Given text:
^^^^^^^^
The overall evidence suggests that Flamsteed followed in the reforming lineage of which Kepler was a part, accepting the principle of astrology but criticising both the practitioners and many of the practices.
May I refer HASTRO members to pp. 164-5 of Vol 2 of my History of Western Astrology. – Nick Campion
Aside from Campion, the prevailing notion among historians downplays any kind of thaumaturgy, but insists that Flamsteed was being flippant and sarcastic. The main reason for that notion is the note at the bottom of the inset: Risum teneatis amiti. Whomever transcribed the chart for Hone’s Every-Day Book had apparently mis-transcribed the Latin:

What does this little quip mean? Some basic translations suggest a cheerful, if not jocular tone:
Risum teneatis, amiti = Keep smiling, my friends.
Risum tene atigamite = Hold your laughter, please.
The Risum is from the Latin root meaning to laugh:

The meaning of “risible” in English has always been simply about having a laugh:

Having a laugh can also come at the expense of someone else. The idiom about “getting a rise” out of someone comes from that erudite tradition of belittling the captive neophyte student::

Indeed, the rascal scholar is always up for some high-brow laughs. Academia loves its shenanigans and inside jokes.
Was Flamsteed trying to somehow ridicule the very Royal Society that hired him? Or, was he making a more subtle joke for his compatriots that only they could be in on? Rebekah Higgitt’s history of science blog tells us that the Latin phrase comes from antiquity:
… this horoscope remains intriguing, for a number of reasons. Firstly, it includes the Latin motto “Risum teneatis amici”, taken from Horace and usually translated as “could you, my friends, refrain from laughing?”. Was this meant sarcastically, or defensively?
^^^^^^^^
(Data records)
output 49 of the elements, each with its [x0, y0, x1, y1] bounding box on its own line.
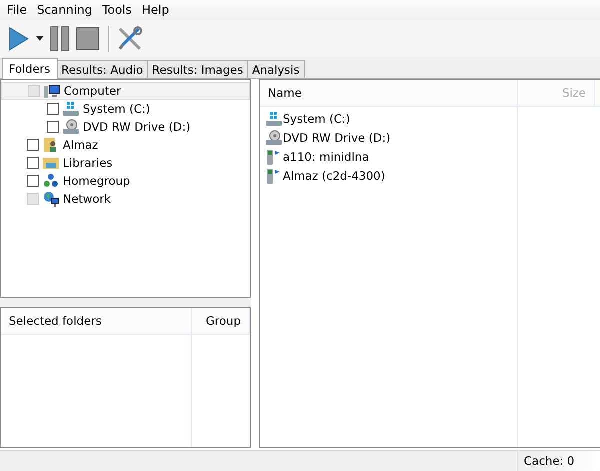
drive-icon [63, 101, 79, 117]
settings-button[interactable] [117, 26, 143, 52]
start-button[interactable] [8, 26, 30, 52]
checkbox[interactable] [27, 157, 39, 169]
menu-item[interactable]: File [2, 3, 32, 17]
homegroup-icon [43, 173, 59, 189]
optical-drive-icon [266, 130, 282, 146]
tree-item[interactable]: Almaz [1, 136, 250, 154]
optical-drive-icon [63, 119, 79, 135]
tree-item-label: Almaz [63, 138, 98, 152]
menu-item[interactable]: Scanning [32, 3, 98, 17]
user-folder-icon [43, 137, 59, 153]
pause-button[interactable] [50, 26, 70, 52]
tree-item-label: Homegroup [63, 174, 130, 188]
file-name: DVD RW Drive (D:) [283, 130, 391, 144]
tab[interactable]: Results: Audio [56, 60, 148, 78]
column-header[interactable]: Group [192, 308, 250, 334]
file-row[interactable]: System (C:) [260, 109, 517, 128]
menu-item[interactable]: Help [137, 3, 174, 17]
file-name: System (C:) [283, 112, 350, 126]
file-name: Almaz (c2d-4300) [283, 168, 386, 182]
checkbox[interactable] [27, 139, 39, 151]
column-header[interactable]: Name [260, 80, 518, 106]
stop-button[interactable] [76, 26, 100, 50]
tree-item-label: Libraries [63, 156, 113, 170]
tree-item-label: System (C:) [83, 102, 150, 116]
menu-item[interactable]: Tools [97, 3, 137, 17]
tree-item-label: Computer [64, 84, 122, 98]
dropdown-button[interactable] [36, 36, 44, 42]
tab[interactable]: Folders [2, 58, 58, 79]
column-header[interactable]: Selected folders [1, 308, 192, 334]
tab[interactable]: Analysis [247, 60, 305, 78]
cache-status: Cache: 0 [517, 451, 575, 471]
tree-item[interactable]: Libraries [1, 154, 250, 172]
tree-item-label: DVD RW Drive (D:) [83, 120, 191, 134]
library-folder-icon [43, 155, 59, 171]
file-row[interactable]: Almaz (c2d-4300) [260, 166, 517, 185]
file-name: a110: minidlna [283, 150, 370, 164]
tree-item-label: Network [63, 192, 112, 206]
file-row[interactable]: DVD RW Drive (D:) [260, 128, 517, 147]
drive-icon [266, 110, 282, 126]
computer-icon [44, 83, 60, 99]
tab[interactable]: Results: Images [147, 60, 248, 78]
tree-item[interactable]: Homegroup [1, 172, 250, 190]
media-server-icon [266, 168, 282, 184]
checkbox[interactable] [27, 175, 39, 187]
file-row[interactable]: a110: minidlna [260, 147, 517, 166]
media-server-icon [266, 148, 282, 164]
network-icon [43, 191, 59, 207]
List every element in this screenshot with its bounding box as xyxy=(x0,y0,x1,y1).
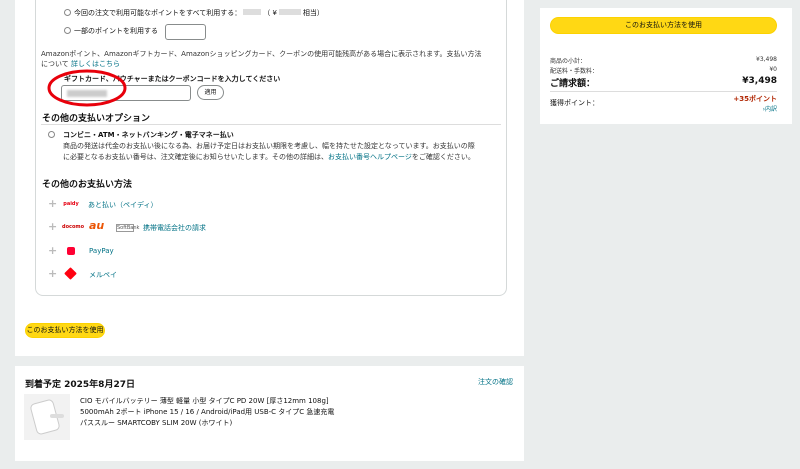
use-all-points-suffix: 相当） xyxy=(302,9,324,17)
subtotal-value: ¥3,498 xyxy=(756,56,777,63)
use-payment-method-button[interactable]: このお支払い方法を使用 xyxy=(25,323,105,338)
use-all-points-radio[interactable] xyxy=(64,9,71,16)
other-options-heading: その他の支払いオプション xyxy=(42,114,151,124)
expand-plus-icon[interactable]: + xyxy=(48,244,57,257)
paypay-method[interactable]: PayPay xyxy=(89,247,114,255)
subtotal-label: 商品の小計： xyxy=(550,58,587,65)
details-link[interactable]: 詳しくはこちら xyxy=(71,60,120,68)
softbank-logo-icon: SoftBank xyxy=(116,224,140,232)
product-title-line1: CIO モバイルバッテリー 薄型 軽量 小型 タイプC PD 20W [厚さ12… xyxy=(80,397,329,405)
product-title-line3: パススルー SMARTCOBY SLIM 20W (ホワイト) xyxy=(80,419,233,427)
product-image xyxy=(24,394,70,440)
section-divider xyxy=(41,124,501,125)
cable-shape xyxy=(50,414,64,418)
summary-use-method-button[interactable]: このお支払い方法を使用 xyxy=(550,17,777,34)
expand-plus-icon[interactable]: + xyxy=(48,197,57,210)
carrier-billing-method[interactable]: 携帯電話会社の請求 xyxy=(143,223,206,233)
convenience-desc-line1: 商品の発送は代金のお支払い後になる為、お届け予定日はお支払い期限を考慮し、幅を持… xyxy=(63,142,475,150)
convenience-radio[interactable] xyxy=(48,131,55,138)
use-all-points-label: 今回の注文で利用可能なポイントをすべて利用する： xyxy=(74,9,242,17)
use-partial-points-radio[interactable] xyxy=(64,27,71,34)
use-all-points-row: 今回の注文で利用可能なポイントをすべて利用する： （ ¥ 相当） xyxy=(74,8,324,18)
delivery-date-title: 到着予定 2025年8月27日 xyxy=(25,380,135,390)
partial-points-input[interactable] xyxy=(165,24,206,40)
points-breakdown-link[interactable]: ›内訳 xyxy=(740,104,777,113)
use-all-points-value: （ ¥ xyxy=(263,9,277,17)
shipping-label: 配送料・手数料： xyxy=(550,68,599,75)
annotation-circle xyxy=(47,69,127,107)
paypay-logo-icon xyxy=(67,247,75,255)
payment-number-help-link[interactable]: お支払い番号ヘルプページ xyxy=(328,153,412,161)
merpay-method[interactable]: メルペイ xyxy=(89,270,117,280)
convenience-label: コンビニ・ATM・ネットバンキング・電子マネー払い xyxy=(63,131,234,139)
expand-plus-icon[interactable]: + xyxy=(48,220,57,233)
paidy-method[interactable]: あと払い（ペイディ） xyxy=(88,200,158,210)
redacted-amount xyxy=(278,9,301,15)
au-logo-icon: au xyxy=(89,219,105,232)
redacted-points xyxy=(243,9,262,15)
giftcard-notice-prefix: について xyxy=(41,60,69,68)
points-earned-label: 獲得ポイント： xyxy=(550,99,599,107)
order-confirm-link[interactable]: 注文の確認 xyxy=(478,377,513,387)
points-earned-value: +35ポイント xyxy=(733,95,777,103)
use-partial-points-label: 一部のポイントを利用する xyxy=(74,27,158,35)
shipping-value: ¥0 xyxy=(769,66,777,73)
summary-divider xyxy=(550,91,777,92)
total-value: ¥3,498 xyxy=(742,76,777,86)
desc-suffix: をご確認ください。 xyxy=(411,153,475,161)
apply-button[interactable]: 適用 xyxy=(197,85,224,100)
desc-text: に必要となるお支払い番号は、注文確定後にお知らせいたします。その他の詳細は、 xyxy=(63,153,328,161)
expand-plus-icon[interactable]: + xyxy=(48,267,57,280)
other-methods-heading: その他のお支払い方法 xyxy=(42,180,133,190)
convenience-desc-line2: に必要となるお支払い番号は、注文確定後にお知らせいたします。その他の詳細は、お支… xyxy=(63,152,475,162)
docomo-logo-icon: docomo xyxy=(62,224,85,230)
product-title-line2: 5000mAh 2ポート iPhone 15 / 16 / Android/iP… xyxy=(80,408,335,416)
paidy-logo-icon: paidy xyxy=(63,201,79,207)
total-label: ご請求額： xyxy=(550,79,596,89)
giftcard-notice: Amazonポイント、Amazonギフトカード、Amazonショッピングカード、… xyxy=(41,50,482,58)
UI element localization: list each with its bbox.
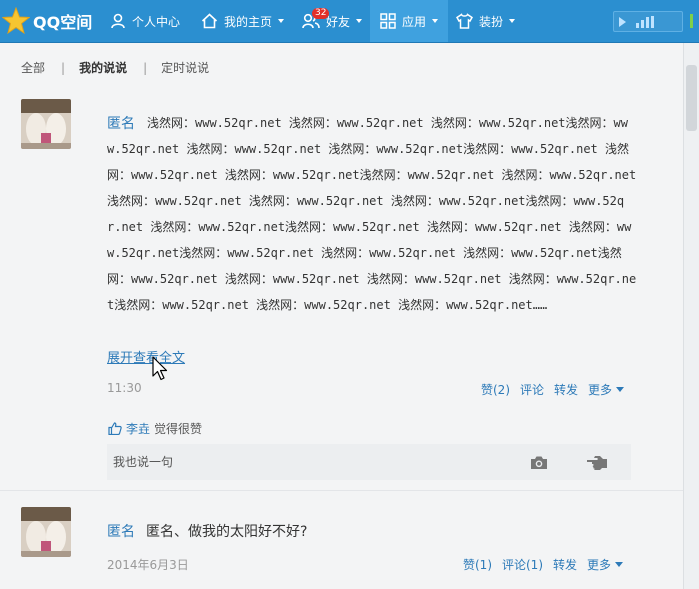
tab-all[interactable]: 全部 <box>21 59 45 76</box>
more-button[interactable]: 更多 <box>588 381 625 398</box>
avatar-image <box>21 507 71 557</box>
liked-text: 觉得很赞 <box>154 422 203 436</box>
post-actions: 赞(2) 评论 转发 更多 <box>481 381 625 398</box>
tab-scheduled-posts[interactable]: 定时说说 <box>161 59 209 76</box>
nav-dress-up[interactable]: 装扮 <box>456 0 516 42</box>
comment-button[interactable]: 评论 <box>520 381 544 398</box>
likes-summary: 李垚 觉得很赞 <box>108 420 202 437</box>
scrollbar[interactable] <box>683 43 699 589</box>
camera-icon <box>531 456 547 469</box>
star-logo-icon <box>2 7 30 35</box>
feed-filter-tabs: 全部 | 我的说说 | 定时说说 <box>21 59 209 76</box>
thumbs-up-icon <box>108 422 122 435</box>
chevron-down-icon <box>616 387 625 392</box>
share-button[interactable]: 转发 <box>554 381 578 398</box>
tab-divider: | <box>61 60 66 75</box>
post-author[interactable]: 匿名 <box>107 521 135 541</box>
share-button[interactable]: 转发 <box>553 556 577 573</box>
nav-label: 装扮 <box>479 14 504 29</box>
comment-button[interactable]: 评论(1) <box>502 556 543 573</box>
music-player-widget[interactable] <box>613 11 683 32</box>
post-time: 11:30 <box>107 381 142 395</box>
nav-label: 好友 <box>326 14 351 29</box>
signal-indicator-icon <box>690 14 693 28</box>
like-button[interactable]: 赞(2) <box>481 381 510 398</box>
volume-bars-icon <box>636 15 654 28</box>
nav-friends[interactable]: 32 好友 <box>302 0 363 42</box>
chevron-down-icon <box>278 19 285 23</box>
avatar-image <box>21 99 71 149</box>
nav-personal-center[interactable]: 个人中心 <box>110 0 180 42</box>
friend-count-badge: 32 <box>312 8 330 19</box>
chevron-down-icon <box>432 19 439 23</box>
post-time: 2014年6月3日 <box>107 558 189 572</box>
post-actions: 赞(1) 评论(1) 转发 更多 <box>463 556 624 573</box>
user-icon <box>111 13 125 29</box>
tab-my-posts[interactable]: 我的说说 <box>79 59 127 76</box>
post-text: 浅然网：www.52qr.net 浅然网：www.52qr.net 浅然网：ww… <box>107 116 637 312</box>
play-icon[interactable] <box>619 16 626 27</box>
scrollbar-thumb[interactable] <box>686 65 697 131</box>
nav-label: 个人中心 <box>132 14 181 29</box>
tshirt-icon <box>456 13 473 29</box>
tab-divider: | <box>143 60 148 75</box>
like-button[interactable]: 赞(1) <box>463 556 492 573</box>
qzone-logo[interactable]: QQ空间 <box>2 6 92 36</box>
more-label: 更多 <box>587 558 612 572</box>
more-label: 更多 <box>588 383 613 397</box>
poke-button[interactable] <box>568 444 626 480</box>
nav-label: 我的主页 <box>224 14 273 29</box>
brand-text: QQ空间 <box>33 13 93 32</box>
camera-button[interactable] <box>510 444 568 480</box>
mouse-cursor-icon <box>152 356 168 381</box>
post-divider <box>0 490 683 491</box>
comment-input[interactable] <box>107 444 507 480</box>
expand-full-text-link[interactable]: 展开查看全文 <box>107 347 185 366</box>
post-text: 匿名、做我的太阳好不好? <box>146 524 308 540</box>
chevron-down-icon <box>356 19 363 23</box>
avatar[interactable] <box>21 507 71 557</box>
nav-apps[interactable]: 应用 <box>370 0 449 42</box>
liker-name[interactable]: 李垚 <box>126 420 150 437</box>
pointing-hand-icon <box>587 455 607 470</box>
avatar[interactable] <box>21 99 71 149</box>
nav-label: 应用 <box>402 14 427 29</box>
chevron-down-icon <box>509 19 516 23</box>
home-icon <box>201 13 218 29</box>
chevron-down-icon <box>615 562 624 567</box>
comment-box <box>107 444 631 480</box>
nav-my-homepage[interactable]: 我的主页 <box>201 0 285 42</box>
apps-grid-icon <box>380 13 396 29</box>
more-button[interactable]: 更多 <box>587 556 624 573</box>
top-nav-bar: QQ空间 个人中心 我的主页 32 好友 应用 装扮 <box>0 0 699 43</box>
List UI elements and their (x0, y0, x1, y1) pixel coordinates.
^^^^^^^^
Directions:
a) Reproduce the passage on Flamsteed's horoscope, starting at "Having a laugh can" and ending at "sarcastically, or defensively?".
b) Name every person mentioned by name in the passage on Flamsteed's horoscope.
c) Carry on the passage on Flamsteed's horoscope from its final sentence.

Outputs in order:
a)
Having a laugh can also come at the expense of someone else. The idiom about “getting a rise” out of someone comes from that erudite tradition of belittling the captive neophyte student::

Indeed, the rascal scholar is always up for some high-brow laughs. Academia loves its shenanigans and inside jokes.
Was Flamsteed trying to somehow ridicule the very Royal Society that hired him? Or, was he making a more subtle joke for his compatriots that only they could be in on? Rebekah Higgitt’s history of science blog tells us that the Latin phrase comes from antiquity:
… this horoscope remains intriguing, for a number of reasons. Firstly, it includes the Latin motto “Risum teneatis amici”, taken from Horace and usually translated as “could you, my friends, refrain from laughing?”. Was this meant sarcastically, or defensively?

b) Flamsteed, Kepler, Nick Campion, Hone, Rebekah Higgitt, Horace

c)
https://teleskopos.wordpress.com/2011/08/10/an-auspicious-day-to-found-an-observatory/
Horace, you say? The masterful poet who lived in the 1st Century BC and was often up for some good humor? Where would we find him using this? In his De Arte Poetica, or “The Art of Poetry.” To wit:
Humano capiti cervicem pictor equinam iungere si velit,
et varias inducere plumas undique collatis membris,
ut turpiter atrum desinat in piscem mulier formosa superne,
spectatum admissi risum teneatis, amici?
———————————————–
If a painter wishes to join a horse’s neck to a human head,
and to introduce various feathers on all sides,
so that the beautiful woman ends shamefully black in a fish,
will you hold back your laughter, friends, having admitted the sight?
A human head, on the neck of a horse? With feathers? Where in the cosmos might such a silly creature be found?
That’s right, the constellational iconography of Sagittarius, which combined a horse, a human head, and some wings:

And which has survived to this day as the motif of the astrological “sign” of The Archer, though the wings are mostly missing:

Slap the head of panther on the caricature, and we go all the way back to the most ancient of times…

Getting back to the foundation stone chart, we find that Sagittarius is the ascending sign – the RISING sign. Rising/Risum. Get it?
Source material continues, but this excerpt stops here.